-- Directive --
Update the records below by replacing every instance of "file-name-label" with "image-caption" and leaving the rest unchanged. Omit the pictures from your answer.

══════════════════════════════

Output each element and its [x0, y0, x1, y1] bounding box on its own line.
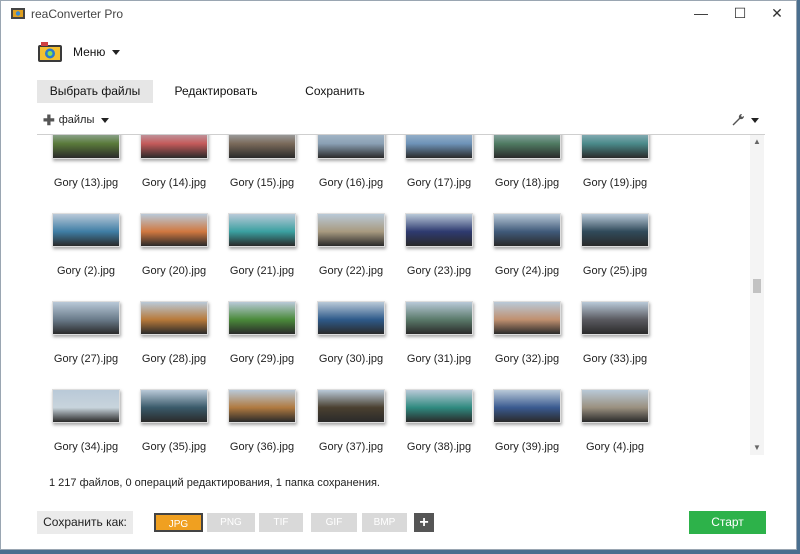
thumbnail-image[interactable] [317, 213, 385, 247]
thumbnail-image[interactable] [493, 213, 561, 247]
file-name-label: Gory (34).jpg [53, 441, 119, 453]
file-gallery: Gory (13).jpg Gory (14).jpg Gory (15).jpg G… [37, 135, 749, 455]
title-bar: reaConverter Pro — ☐ ✕ [1, 1, 796, 27]
add-format-button[interactable]: + [414, 513, 434, 532]
start-button[interactable]: Старт [689, 511, 766, 534]
menu-logo-icon[interactable] [37, 41, 63, 63]
file-name-label: Gory (22).jpg [318, 265, 384, 277]
minimize-button[interactable]: — [684, 1, 718, 25]
menu-button[interactable]: Меню [73, 45, 121, 59]
file-name-label: Gory (36).jpg [229, 441, 295, 453]
file-name-label: Gory (38).jpg [406, 441, 472, 453]
thumbnail-image[interactable] [140, 213, 208, 247]
thumbnail-image[interactable] [140, 301, 208, 335]
chevron-down-icon [751, 117, 759, 123]
file-name-label: Gory (17).jpg [406, 177, 472, 189]
file-name-label: Gory (13).jpg [53, 177, 119, 189]
thumbnail-image[interactable] [228, 301, 296, 335]
thumbnail-image[interactable] [140, 389, 208, 423]
menu-label: Меню [73, 45, 106, 59]
thumbnail-image[interactable] [581, 135, 649, 159]
chevron-down-icon [112, 49, 121, 55]
thumbnail-image[interactable] [405, 301, 473, 335]
thumbnail-image[interactable] [52, 301, 120, 335]
format-jpg-button[interactable]: JPG [154, 513, 203, 532]
scroll-thumb[interactable] [753, 279, 761, 293]
file-name-label: Gory (32).jpg [494, 353, 560, 365]
thumbnail-image[interactable] [228, 213, 296, 247]
status-text: 1 217 файлов, 0 операций редактирования,… [49, 477, 380, 489]
thumbnail-image[interactable] [405, 389, 473, 423]
thumbnail-image[interactable] [52, 213, 120, 247]
thumbnail-image[interactable] [228, 389, 296, 423]
tab-save[interactable]: Сохранить [297, 80, 373, 103]
thumbnail-image[interactable] [317, 135, 385, 159]
app-window: reaConverter Pro — ☐ ✕ Меню Выбрать файл… [0, 0, 797, 550]
thumbnail-image[interactable] [317, 389, 385, 423]
thumbnail-image[interactable] [493, 301, 561, 335]
file-name-label: Gory (35).jpg [141, 441, 207, 453]
thumbnail-image[interactable] [581, 301, 649, 335]
files-toolbar: ✚ файлы [37, 111, 765, 133]
maximize-button[interactable]: ☐ [723, 1, 757, 25]
file-name-label: Gory (30).jpg [318, 353, 384, 365]
thumbnail-image[interactable] [581, 213, 649, 247]
tab-edit[interactable]: Редактировать [171, 80, 261, 103]
thumbnail-image[interactable] [405, 135, 473, 159]
thumbnail-image[interactable] [405, 213, 473, 247]
thumbnail-image[interactable] [581, 389, 649, 423]
file-name-label: Gory (37).jpg [318, 441, 384, 453]
files-label: файлы [58, 114, 95, 126]
file-name-label: Gory (16).jpg [318, 177, 384, 189]
window-title: reaConverter Pro [31, 7, 124, 21]
scroll-down-icon[interactable]: ▼ [752, 443, 762, 453]
settings-button[interactable] [731, 113, 759, 127]
thumbnail-image[interactable] [317, 301, 385, 335]
file-name-label: Gory (23).jpg [406, 265, 472, 277]
format-bmp-button[interactable]: BMP [362, 513, 407, 532]
chevron-down-icon [101, 117, 110, 123]
scroll-up-icon[interactable]: ▲ [752, 137, 762, 147]
file-name-label: Gory (4).jpg [585, 441, 645, 453]
file-name-label: Gory (21).jpg [229, 265, 295, 277]
app-icon [11, 8, 25, 19]
file-name-label: Gory (28).jpg [141, 353, 207, 365]
thumbnail-image[interactable] [493, 135, 561, 159]
file-name-label: Gory (31).jpg [406, 353, 472, 365]
file-name-label: Gory (25).jpg [582, 265, 648, 277]
close-button[interactable]: ✕ [760, 1, 794, 25]
save-as-label: Сохранить как: [37, 511, 133, 534]
tab-select-files[interactable]: Выбрать файлы [37, 80, 153, 103]
file-name-label: Gory (19).jpg [582, 177, 648, 189]
gallery-scrollbar[interactable]: ▲ ▼ [750, 135, 764, 455]
thumbnail-image[interactable] [228, 135, 296, 159]
file-name-label: Gory (20).jpg [141, 265, 207, 277]
format-tif-button[interactable]: TIF [259, 513, 303, 532]
file-name-label: Gory (33).jpg [582, 353, 648, 365]
thumbnail-image[interactable] [140, 135, 208, 159]
file-name-label: Gory (29).jpg [229, 353, 295, 365]
file-name-label: Gory (24).jpg [494, 265, 560, 277]
thumbnail-image[interactable] [52, 389, 120, 423]
thumbnail-image[interactable] [52, 135, 120, 159]
file-name-label: Gory (18).jpg [494, 177, 560, 189]
format-gif-button[interactable]: GIF [311, 513, 357, 532]
file-name-label: Gory (2).jpg [56, 265, 116, 277]
wrench-icon [732, 113, 745, 126]
plus-icon: ✚ [43, 112, 55, 128]
add-files-button[interactable]: ✚ файлы [43, 112, 110, 128]
file-name-label: Gory (14).jpg [141, 177, 207, 189]
file-name-label: Gory (39).jpg [494, 441, 560, 453]
file-name-label: Gory (15).jpg [229, 177, 295, 189]
format-png-button[interactable]: PNG [207, 513, 255, 532]
file-name-label: Gory (27).jpg [53, 353, 119, 365]
thumbnail-image[interactable] [493, 389, 561, 423]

══════════════════════════════

-- Result for this task --
Output each element and its [x0, y0, x1, y1] bounding box on its own line.
thumbnail-image[interactable] [317, 213, 385, 247]
thumbnail-image[interactable] [493, 213, 561, 247]
image-caption: Gory (34).jpg [53, 441, 119, 453]
file-gallery: Gory (13).jpg Gory (14).jpg Gory (15).jpg G… [37, 135, 749, 455]
title-bar: reaConverter Pro — ☐ ✕ [1, 1, 796, 27]
add-format-button[interactable]: + [414, 513, 434, 532]
start-button[interactable]: Старт [689, 511, 766, 534]
menu-logo-icon[interactable] [37, 41, 63, 63]
image-caption: Gory (22).jpg [318, 265, 384, 277]
minimize-button[interactable]: — [684, 1, 718, 25]
menu-button[interactable]: Меню [73, 45, 121, 59]
image-caption: Gory (36).jpg [229, 441, 295, 453]
image-caption: Gory (38).jpg [406, 441, 472, 453]
thumbnail-image[interactable] [140, 213, 208, 247]
thumbnail-image[interactable] [140, 301, 208, 335]
chevron-down-icon [751, 117, 759, 123]
image-caption: Gory (17).jpg [406, 177, 472, 189]
image-caption: Gory (13).jpg [53, 177, 119, 189]
thumbnail-image[interactable] [228, 301, 296, 335]
thumbnail-image[interactable] [140, 389, 208, 423]
menu-label: Меню [73, 45, 106, 59]
thumbnail-image[interactable] [581, 135, 649, 159]
chevron-down-icon [112, 49, 121, 55]
thumbnail-image[interactable] [405, 301, 473, 335]
thumbnail-image[interactable] [52, 301, 120, 335]
format-jpg-button[interactable]: JPG [154, 513, 203, 532]
scroll-thumb[interactable] [753, 279, 761, 293]
image-caption: Gory (32).jpg [494, 353, 560, 365]
thumbnail-image[interactable] [228, 213, 296, 247]
status-text: 1 217 файлов, 0 операций редактирования,… [49, 477, 380, 489]
thumbnail-image[interactable] [405, 389, 473, 423]
thumbnail-image[interactable] [52, 213, 120, 247]
thumbnail-image[interactable] [228, 389, 296, 423]
tab-save[interactable]: Сохранить [297, 80, 373, 103]
thumbnail-image[interactable] [317, 135, 385, 159]
app-window: reaConverter Pro — ☐ ✕ Меню Выбрать файл… [0, 0, 797, 550]
thumbnail-image[interactable] [317, 389, 385, 423]
thumbnail-image[interactable] [493, 301, 561, 335]
image-caption: Gory (35).jpg [141, 441, 207, 453]
thumbnail-image[interactable] [581, 301, 649, 335]
files-toolbar: ✚ файлы [37, 111, 765, 133]
maximize-button[interactable]: ☐ [723, 1, 757, 25]
image-caption: Gory (30).jpg [318, 353, 384, 365]
thumbnail-image[interactable] [581, 213, 649, 247]
tab-edit[interactable]: Редактировать [171, 80, 261, 103]
thumbnail-image[interactable] [405, 135, 473, 159]
thumbnail-image[interactable] [405, 213, 473, 247]
thumbnail-image[interactable] [581, 389, 649, 423]
image-caption: Gory (37).jpg [318, 441, 384, 453]
files-label: файлы [58, 114, 95, 126]
image-caption: Gory (16).jpg [318, 177, 384, 189]
window-title: reaConverter Pro [31, 7, 124, 21]
scroll-down-icon[interactable]: ▼ [752, 443, 762, 453]
settings-button[interactable] [731, 113, 759, 127]
thumbnail-image[interactable] [317, 301, 385, 335]
image-caption: Gory (23).jpg [406, 265, 472, 277]
format-bmp-button[interactable]: BMP [362, 513, 407, 532]
chevron-down-icon [101, 117, 110, 123]
scroll-up-icon[interactable]: ▲ [752, 137, 762, 147]
image-caption: Gory (4).jpg [585, 441, 645, 453]
image-caption: Gory (21).jpg [229, 265, 295, 277]
app-icon [11, 8, 25, 19]
image-caption: Gory (28).jpg [141, 353, 207, 365]
thumbnail-image[interactable] [493, 135, 561, 159]
image-caption: Gory (31).jpg [406, 353, 472, 365]
image-caption: Gory (25).jpg [582, 265, 648, 277]
close-button[interactable]: ✕ [760, 1, 794, 25]
save-as-label: Сохранить как: [37, 511, 133, 534]
tab-select-files[interactable]: Выбрать файлы [37, 80, 153, 103]
image-caption: Gory (19).jpg [582, 177, 648, 189]
gallery-scrollbar[interactable]: ▲ ▼ [750, 135, 764, 455]
thumbnail-image[interactable] [228, 135, 296, 159]
image-caption: Gory (20).jpg [141, 265, 207, 277]
format-tif-button[interactable]: TIF [259, 513, 303, 532]
image-caption: Gory (33).jpg [582, 353, 648, 365]
thumbnail-image[interactable] [140, 135, 208, 159]
image-caption: Gory (29).jpg [229, 353, 295, 365]
image-caption: Gory (24).jpg [494, 265, 560, 277]
thumbnail-image[interactable] [52, 389, 120, 423]
thumbnail-image[interactable] [52, 135, 120, 159]
image-caption: Gory (18).jpg [494, 177, 560, 189]
format-gif-button[interactable]: GIF [311, 513, 357, 532]
image-caption: Gory (2).jpg [56, 265, 116, 277]
wrench-icon [732, 113, 745, 126]
plus-icon: ✚ [43, 112, 55, 128]
add-files-button[interactable]: ✚ файлы [43, 112, 110, 128]
image-caption: Gory (14).jpg [141, 177, 207, 189]
image-caption: Gory (39).jpg [494, 441, 560, 453]
image-caption: Gory (15).jpg [229, 177, 295, 189]
format-png-button[interactable]: PNG [207, 513, 255, 532]
image-caption: Gory (27).jpg [53, 353, 119, 365]
thumbnail-image[interactable] [493, 389, 561, 423]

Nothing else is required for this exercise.